→ SET PROBLEM
From the listing, collect all lines containing the word "mandato".

........

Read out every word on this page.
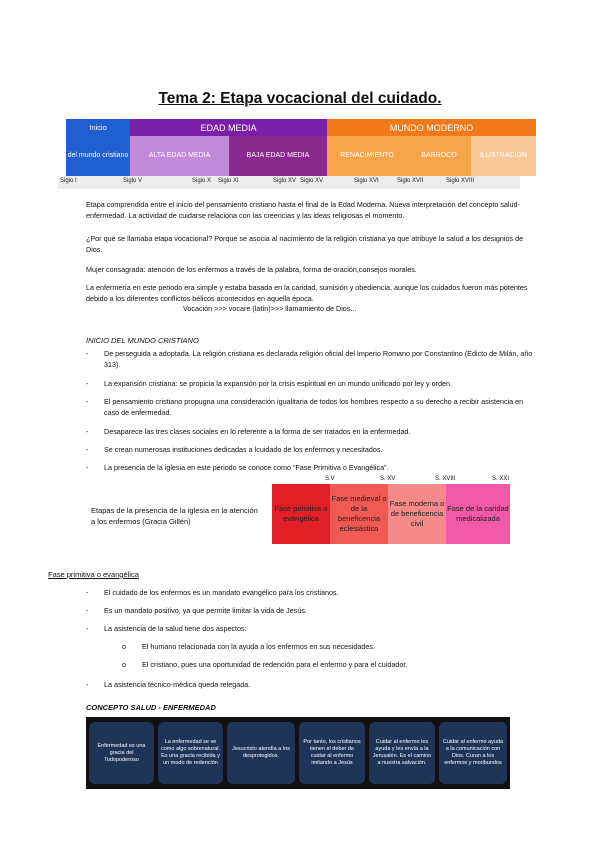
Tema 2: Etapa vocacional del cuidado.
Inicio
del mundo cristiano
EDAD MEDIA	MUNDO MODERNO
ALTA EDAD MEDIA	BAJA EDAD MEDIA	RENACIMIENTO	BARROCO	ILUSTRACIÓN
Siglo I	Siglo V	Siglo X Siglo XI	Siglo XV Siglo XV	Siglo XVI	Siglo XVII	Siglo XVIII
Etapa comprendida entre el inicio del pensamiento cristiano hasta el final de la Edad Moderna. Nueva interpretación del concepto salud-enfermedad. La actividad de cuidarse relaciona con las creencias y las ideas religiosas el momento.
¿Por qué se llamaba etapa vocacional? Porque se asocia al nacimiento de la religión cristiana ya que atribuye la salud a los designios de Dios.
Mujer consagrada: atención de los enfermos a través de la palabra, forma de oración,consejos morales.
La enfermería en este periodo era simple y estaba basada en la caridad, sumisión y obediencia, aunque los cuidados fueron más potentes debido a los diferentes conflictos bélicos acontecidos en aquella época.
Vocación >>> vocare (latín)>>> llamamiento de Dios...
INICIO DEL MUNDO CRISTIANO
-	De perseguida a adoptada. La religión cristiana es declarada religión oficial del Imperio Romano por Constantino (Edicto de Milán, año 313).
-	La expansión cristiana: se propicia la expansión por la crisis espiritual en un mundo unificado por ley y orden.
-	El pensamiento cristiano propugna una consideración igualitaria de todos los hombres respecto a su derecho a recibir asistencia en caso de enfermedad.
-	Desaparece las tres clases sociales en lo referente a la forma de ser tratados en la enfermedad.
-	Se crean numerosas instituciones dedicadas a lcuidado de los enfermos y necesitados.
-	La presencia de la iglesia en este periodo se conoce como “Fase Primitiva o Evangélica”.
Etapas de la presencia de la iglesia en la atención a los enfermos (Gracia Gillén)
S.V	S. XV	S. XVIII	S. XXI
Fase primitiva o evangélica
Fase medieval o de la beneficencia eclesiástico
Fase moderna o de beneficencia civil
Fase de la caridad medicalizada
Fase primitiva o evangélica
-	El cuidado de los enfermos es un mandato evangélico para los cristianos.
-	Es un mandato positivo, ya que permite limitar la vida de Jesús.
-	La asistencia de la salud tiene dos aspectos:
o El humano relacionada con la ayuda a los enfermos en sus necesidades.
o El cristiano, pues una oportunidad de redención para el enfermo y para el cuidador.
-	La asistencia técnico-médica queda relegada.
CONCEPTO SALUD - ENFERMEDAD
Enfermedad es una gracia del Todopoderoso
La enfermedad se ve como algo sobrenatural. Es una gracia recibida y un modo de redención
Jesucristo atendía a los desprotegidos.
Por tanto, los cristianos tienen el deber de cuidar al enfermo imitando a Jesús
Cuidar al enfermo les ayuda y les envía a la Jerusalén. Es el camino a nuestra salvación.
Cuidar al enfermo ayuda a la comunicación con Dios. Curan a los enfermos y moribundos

........

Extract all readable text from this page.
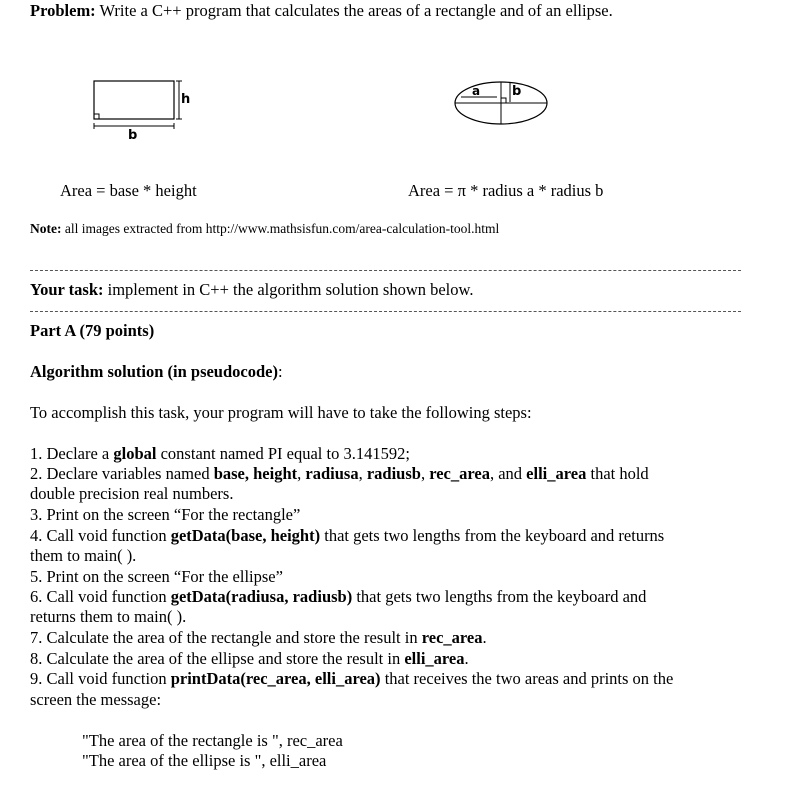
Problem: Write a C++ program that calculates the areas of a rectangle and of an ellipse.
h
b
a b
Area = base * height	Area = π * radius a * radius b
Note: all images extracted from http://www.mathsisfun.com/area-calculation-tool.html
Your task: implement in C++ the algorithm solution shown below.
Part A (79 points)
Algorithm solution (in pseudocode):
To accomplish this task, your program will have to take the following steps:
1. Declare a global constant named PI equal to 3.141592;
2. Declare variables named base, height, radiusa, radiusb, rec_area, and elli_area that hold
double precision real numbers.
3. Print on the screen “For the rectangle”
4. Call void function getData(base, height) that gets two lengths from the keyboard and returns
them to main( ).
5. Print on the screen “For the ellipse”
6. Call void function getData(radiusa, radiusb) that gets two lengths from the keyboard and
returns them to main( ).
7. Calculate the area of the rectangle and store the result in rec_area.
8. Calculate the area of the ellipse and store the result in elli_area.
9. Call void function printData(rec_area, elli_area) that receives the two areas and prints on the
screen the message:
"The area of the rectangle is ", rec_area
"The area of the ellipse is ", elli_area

........

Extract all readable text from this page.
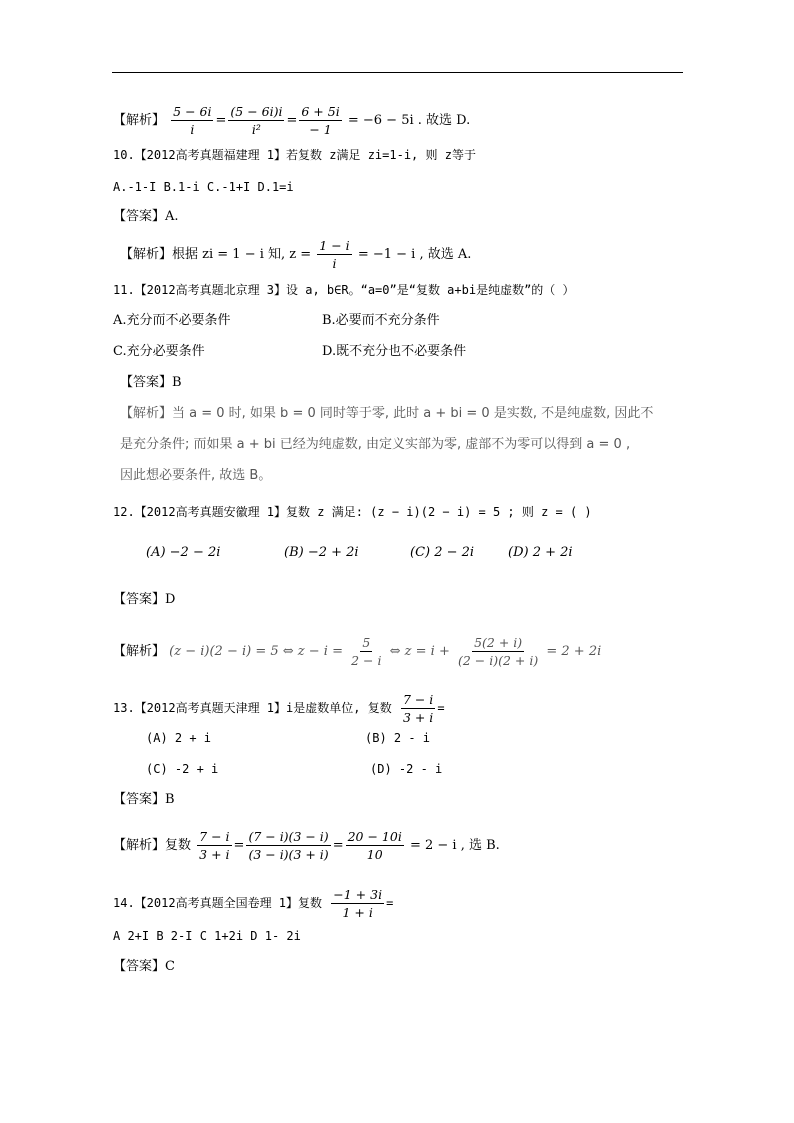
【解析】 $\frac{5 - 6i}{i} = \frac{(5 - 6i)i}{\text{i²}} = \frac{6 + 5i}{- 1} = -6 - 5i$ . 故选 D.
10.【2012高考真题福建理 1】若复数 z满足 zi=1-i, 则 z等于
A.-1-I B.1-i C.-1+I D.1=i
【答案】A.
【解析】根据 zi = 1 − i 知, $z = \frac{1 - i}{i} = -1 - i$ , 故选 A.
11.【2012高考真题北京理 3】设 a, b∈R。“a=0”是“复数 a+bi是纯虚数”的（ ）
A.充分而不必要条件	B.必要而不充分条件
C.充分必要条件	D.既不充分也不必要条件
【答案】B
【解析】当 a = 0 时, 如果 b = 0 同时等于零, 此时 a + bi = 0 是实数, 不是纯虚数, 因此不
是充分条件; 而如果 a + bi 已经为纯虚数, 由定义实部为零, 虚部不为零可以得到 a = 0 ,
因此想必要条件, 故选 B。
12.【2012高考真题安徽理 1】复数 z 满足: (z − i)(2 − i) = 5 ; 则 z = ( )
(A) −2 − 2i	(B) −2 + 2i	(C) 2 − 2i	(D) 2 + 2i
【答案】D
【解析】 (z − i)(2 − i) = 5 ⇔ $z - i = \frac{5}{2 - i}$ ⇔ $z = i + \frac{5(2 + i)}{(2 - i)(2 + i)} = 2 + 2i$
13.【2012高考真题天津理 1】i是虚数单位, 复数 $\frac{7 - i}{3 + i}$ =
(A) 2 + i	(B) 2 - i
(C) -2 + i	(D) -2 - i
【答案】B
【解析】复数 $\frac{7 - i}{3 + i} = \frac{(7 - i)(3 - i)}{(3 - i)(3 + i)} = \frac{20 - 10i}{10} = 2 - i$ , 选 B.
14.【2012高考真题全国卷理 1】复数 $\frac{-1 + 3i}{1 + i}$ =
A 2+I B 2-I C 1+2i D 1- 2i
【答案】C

........

→ RIGHT ANSWER
-	El cuidado de los enfermos es un mandato evangélico para los cristianos.
-	Es un mandato positivo, ya que permite limitar la vida de Jesús.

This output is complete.